» **Task to complete**:
Print every one of the items below word for word, with no line changed or left out.

Data listing
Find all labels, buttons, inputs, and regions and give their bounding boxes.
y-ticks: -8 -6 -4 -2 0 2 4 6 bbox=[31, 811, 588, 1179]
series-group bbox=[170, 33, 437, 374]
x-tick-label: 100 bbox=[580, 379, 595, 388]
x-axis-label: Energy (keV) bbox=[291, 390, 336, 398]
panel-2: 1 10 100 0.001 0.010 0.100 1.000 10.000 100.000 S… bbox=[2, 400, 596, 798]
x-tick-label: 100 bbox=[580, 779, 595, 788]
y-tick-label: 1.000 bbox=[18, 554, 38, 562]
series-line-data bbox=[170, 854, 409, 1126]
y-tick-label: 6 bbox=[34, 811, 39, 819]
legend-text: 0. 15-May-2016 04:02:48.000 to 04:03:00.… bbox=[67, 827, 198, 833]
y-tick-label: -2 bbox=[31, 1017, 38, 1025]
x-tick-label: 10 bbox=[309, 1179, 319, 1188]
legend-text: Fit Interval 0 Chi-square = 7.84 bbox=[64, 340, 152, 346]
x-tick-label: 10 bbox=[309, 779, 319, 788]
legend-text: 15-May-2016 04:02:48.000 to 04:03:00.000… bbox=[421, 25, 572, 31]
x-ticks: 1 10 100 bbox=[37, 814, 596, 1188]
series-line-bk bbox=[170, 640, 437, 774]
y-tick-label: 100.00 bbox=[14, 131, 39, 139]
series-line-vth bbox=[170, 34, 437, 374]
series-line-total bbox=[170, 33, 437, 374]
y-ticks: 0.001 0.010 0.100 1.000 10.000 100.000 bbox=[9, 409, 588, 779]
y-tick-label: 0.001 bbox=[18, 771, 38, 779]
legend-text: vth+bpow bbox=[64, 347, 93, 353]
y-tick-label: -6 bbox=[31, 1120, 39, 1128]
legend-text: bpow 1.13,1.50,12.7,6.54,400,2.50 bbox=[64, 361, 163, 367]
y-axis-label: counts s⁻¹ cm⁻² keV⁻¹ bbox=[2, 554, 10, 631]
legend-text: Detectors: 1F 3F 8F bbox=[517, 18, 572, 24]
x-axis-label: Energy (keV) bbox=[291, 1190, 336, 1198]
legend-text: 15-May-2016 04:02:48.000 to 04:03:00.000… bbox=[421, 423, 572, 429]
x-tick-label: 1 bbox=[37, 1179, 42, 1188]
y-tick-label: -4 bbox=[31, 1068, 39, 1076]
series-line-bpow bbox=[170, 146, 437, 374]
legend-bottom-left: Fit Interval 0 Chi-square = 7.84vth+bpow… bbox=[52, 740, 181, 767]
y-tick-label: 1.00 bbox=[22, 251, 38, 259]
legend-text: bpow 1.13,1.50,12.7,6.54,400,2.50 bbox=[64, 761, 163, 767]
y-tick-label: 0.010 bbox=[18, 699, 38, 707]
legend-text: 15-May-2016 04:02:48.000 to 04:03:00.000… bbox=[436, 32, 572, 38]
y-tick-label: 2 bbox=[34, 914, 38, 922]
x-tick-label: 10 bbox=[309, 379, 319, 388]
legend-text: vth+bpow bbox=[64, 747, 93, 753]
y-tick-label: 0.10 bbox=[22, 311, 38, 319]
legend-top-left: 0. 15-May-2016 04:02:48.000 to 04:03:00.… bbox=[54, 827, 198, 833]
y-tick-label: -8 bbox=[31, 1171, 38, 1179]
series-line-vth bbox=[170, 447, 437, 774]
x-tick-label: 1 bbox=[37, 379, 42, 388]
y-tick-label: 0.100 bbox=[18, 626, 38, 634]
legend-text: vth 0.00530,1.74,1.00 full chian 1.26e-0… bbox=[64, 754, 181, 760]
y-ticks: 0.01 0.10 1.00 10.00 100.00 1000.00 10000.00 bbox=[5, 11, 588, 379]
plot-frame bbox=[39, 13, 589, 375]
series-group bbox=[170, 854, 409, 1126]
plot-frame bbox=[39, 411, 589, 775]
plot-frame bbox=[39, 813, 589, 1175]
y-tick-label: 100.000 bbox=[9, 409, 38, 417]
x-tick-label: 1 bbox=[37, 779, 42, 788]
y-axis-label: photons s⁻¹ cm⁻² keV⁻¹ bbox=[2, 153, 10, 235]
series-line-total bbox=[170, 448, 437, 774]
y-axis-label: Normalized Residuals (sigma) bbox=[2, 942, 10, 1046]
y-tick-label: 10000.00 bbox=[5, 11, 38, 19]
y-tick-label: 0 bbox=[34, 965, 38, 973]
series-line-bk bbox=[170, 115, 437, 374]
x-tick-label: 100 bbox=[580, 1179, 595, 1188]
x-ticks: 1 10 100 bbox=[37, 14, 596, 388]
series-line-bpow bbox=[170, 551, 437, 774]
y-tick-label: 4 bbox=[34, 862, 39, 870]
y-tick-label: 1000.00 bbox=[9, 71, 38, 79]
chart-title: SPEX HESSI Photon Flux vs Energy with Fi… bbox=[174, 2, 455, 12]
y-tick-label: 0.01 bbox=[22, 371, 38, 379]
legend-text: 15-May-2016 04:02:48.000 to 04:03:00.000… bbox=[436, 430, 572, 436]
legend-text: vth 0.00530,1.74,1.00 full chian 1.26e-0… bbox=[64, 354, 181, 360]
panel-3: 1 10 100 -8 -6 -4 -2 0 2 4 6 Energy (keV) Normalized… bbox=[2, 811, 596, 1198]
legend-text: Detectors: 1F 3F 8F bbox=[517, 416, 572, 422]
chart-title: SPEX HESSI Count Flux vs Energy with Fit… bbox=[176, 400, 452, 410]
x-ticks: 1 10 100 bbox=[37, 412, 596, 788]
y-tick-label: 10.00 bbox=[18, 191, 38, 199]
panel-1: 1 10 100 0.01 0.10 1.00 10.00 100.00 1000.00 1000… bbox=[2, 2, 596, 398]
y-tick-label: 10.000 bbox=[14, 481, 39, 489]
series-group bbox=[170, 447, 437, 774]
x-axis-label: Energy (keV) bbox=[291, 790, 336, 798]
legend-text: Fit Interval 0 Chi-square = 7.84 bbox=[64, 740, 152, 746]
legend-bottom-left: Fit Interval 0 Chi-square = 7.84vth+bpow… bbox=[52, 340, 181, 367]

» **Result below**:
Find all labels, buttons, inputs, and regions and give their bounding boxes.
y-ticks: -8 -6 -4 -2 0 2 4 6 bbox=[31, 811, 588, 1179]
series-group bbox=[170, 33, 437, 374]
x-tick-label: 100 bbox=[580, 379, 595, 388]
x-axis-label: Energy (keV) bbox=[291, 390, 336, 398]
panel-2: 1 10 100 0.001 0.010 0.100 1.000 10.000 100.000 S… bbox=[2, 400, 596, 798]
x-tick-label: 100 bbox=[580, 779, 595, 788]
y-tick-label: 1.000 bbox=[18, 554, 38, 562]
series-line-data bbox=[170, 854, 409, 1126]
y-tick-label: 6 bbox=[34, 811, 39, 819]
legend-text: 0. 15-May-2016 04:02:48.000 to 04:03:00.… bbox=[67, 827, 198, 833]
y-tick-label: -2 bbox=[31, 1017, 38, 1025]
x-tick-label: 10 bbox=[309, 1179, 319, 1188]
legend-text: Fit Interval 0 Chi-square = 7.84 bbox=[64, 340, 152, 346]
x-tick-label: 10 bbox=[309, 779, 319, 788]
legend-text: 15-May-2016 04:02:48.000 to 04:03:00.000… bbox=[421, 25, 572, 31]
x-ticks: 1 10 100 bbox=[37, 814, 596, 1188]
series-line-bk bbox=[170, 640, 437, 774]
y-tick-label: 100.00 bbox=[14, 131, 39, 139]
series-line-vth bbox=[170, 34, 437, 374]
series-line-total bbox=[170, 33, 437, 374]
y-ticks: 0.001 0.010 0.100 1.000 10.000 100.000 bbox=[9, 409, 588, 779]
y-tick-label: 0.001 bbox=[18, 771, 38, 779]
legend-text: vth+bpow bbox=[64, 347, 93, 353]
y-tick-label: -6 bbox=[31, 1120, 39, 1128]
legend-text: bpow 1.13,1.50,12.7,6.54,400,2.50 bbox=[64, 361, 163, 367]
y-axis-label: counts s⁻¹ cm⁻² keV⁻¹ bbox=[2, 554, 10, 631]
legend-text: Detectors: 1F 3F 8F bbox=[517, 18, 572, 24]
x-axis-label: Energy (keV) bbox=[291, 1190, 336, 1198]
legend-text: 15-May-2016 04:02:48.000 to 04:03:00.000… bbox=[421, 423, 572, 429]
x-tick-label: 1 bbox=[37, 1179, 42, 1188]
y-tick-label: -4 bbox=[31, 1068, 39, 1076]
series-line-bpow bbox=[170, 146, 437, 374]
legend-bottom-left: Fit Interval 0 Chi-square = 7.84vth+bpow… bbox=[52, 740, 181, 767]
y-tick-label: 1.00 bbox=[22, 251, 38, 259]
legend-text: bpow 1.13,1.50,12.7,6.54,400,2.50 bbox=[64, 761, 163, 767]
y-tick-label: 0.010 bbox=[18, 699, 38, 707]
legend-text: 15-May-2016 04:02:48.000 to 04:03:00.000… bbox=[436, 32, 572, 38]
y-tick-label: 2 bbox=[34, 914, 38, 922]
x-tick-label: 10 bbox=[309, 379, 319, 388]
legend-text: vth+bpow bbox=[64, 747, 93, 753]
y-tick-label: 0.10 bbox=[22, 311, 38, 319]
legend-top-left: 0. 15-May-2016 04:02:48.000 to 04:03:00.… bbox=[54, 827, 198, 833]
y-tick-label: -8 bbox=[31, 1171, 38, 1179]
series-line-vth bbox=[170, 447, 437, 774]
x-tick-label: 1 bbox=[37, 379, 42, 388]
y-tick-label: 0.100 bbox=[18, 626, 38, 634]
legend-text: vth 0.00530,1.74,1.00 full chian 1.26e-0… bbox=[64, 754, 181, 760]
y-ticks: 0.01 0.10 1.00 10.00 100.00 1000.00 10000.00 bbox=[5, 11, 588, 379]
plot-frame bbox=[39, 13, 589, 375]
series-group bbox=[170, 854, 409, 1126]
plot-frame bbox=[39, 411, 589, 775]
plot-frame bbox=[39, 813, 589, 1175]
y-tick-label: 100.000 bbox=[9, 409, 38, 417]
x-tick-label: 1 bbox=[37, 779, 42, 788]
y-axis-label: photons s⁻¹ cm⁻² keV⁻¹ bbox=[2, 153, 10, 235]
series-line-total bbox=[170, 448, 437, 774]
y-axis-label: Normalized Residuals (sigma) bbox=[2, 942, 10, 1046]
y-tick-label: 10000.00 bbox=[5, 11, 38, 19]
y-tick-label: 0 bbox=[34, 965, 38, 973]
series-line-bk bbox=[170, 115, 437, 374]
x-tick-label: 100 bbox=[580, 1179, 595, 1188]
x-ticks: 1 10 100 bbox=[37, 14, 596, 388]
series-line-bpow bbox=[170, 551, 437, 774]
y-tick-label: 4 bbox=[34, 862, 39, 870]
y-tick-label: 1000.00 bbox=[9, 71, 38, 79]
chart-title: SPEX HESSI Photon Flux vs Energy with Fi… bbox=[174, 2, 455, 12]
y-tick-label: 0.01 bbox=[22, 371, 38, 379]
legend-text: 15-May-2016 04:02:48.000 to 04:03:00.000… bbox=[436, 430, 572, 436]
legend-text: vth 0.00530,1.74,1.00 full chian 1.26e-0… bbox=[64, 354, 181, 360]
panel-3: 1 10 100 -8 -6 -4 -2 0 2 4 6 Energy (keV) Normalized… bbox=[2, 811, 596, 1198]
legend-text: Detectors: 1F 3F 8F bbox=[517, 416, 572, 422]
chart-title: SPEX HESSI Count Flux vs Energy with Fit… bbox=[176, 400, 452, 410]
x-ticks: 1 10 100 bbox=[37, 412, 596, 788]
y-tick-label: 10.00 bbox=[18, 191, 38, 199]
panel-1: 1 10 100 0.01 0.10 1.00 10.00 100.00 1000.00 1000… bbox=[2, 2, 596, 398]
y-tick-label: 10.000 bbox=[14, 481, 39, 489]
series-group bbox=[170, 447, 437, 774]
x-axis-label: Energy (keV) bbox=[291, 790, 336, 798]
legend-text: Fit Interval 0 Chi-square = 7.84 bbox=[64, 740, 152, 746]
legend-bottom-left: Fit Interval 0 Chi-square = 7.84vth+bpow… bbox=[52, 340, 181, 367]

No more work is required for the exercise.